[Record list]
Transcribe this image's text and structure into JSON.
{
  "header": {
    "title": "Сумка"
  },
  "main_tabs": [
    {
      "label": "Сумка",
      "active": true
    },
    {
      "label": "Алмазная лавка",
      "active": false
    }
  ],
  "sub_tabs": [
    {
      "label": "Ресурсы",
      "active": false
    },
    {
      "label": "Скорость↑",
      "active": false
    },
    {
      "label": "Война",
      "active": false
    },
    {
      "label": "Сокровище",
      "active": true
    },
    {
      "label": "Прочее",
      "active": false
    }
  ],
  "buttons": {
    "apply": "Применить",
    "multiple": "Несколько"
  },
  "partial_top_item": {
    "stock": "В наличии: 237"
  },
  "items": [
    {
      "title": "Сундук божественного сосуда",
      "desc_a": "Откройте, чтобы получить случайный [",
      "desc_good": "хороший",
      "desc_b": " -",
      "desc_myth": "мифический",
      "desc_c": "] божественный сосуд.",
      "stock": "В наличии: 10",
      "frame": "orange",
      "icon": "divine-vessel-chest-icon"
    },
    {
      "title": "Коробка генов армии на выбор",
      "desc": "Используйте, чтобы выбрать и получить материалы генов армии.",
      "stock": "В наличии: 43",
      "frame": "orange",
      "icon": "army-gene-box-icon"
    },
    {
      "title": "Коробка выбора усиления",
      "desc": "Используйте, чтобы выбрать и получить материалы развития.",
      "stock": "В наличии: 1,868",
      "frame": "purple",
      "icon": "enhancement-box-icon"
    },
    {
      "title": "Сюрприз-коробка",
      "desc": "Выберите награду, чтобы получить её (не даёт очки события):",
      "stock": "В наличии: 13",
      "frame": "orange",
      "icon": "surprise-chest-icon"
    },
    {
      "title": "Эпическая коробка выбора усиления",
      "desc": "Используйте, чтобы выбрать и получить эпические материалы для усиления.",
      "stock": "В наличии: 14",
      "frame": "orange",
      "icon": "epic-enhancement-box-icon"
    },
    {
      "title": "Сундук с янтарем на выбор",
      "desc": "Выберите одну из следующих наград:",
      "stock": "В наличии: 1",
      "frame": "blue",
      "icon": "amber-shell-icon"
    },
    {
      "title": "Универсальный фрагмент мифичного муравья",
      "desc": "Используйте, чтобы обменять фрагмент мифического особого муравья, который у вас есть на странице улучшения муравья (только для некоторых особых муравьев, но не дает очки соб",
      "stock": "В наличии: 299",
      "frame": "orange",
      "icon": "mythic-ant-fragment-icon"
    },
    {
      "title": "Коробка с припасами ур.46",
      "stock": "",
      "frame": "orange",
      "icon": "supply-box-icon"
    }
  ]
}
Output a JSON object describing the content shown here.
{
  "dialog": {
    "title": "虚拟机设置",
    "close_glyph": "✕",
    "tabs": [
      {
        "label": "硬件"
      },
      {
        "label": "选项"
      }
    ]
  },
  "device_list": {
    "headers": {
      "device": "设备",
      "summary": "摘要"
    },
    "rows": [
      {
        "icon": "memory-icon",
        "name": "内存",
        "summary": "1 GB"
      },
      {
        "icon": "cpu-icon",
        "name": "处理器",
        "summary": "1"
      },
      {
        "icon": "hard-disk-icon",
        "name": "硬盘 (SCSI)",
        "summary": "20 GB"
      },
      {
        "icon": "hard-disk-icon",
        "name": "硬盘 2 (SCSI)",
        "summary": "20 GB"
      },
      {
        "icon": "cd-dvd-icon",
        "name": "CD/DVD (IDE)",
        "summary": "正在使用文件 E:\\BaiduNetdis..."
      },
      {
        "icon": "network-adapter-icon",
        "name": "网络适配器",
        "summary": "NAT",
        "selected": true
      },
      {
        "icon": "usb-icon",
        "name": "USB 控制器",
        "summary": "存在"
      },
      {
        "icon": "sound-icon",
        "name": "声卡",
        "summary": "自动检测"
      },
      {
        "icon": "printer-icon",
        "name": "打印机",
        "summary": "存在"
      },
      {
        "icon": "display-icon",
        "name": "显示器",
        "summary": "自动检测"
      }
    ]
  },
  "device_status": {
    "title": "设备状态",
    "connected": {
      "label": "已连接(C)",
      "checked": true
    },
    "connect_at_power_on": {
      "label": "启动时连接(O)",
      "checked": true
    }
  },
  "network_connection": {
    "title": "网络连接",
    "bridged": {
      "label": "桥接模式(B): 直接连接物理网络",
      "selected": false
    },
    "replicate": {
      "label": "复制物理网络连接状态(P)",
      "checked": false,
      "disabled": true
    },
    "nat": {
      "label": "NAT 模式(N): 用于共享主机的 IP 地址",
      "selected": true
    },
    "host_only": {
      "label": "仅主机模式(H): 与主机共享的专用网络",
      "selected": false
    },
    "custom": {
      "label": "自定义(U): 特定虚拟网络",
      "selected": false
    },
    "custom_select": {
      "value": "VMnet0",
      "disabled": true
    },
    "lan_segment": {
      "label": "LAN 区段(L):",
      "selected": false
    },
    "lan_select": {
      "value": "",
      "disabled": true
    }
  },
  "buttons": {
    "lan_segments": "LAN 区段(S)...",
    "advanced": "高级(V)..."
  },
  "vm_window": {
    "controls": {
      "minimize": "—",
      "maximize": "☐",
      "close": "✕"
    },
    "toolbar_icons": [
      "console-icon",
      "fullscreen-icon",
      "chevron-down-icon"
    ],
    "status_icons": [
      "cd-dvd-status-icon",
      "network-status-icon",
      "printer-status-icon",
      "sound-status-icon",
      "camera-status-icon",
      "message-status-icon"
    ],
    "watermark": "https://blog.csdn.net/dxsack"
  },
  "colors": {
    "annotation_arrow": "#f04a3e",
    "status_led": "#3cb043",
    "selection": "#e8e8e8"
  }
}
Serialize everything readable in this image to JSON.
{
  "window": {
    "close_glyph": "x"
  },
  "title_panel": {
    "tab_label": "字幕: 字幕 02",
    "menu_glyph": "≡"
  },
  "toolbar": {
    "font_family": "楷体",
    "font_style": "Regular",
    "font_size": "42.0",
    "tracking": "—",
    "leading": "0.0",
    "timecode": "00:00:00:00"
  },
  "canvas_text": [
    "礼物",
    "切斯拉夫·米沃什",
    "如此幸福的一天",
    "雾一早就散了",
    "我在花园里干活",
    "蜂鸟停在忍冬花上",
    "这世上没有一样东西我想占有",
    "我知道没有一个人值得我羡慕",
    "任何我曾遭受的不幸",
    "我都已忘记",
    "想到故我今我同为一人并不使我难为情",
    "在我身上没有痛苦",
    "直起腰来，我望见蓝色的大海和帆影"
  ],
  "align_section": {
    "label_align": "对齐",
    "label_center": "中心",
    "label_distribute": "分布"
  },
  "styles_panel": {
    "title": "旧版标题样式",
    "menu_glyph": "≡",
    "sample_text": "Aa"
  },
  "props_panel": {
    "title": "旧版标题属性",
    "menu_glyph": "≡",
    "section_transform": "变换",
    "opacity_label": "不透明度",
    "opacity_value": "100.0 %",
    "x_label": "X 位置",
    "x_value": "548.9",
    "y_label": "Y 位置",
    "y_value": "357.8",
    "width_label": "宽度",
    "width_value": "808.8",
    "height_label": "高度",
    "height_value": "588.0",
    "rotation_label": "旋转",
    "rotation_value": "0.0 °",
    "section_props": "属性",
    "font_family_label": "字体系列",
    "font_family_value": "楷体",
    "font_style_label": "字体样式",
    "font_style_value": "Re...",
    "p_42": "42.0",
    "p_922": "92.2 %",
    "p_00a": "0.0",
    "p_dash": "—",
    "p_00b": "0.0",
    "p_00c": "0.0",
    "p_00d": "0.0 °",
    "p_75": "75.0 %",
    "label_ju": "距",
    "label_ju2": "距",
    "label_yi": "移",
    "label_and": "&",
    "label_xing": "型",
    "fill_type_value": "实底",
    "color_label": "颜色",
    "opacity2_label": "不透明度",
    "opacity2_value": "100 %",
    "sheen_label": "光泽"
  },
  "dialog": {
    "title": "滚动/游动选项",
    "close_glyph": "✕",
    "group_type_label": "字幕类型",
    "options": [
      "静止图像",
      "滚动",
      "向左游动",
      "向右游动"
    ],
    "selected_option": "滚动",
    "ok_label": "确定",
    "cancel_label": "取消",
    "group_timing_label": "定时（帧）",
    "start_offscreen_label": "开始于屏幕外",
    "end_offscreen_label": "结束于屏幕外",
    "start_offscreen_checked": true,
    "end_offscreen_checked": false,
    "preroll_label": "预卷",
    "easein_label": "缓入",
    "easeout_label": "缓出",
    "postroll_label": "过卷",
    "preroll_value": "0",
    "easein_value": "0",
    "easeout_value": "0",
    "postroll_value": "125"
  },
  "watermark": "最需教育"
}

[Written problem] Identify each line of the material where the word "материалы" shows up, and copy it.

[Finished task]
      "desc": "Используйте, чтобы выбрать и получить материалы генов армии.",
      "desc": "Используйте, чтобы выбрать и получить материалы развития.",
      "desc": "Используйте, чтобы выбрать и получить эпические материалы для усиления.",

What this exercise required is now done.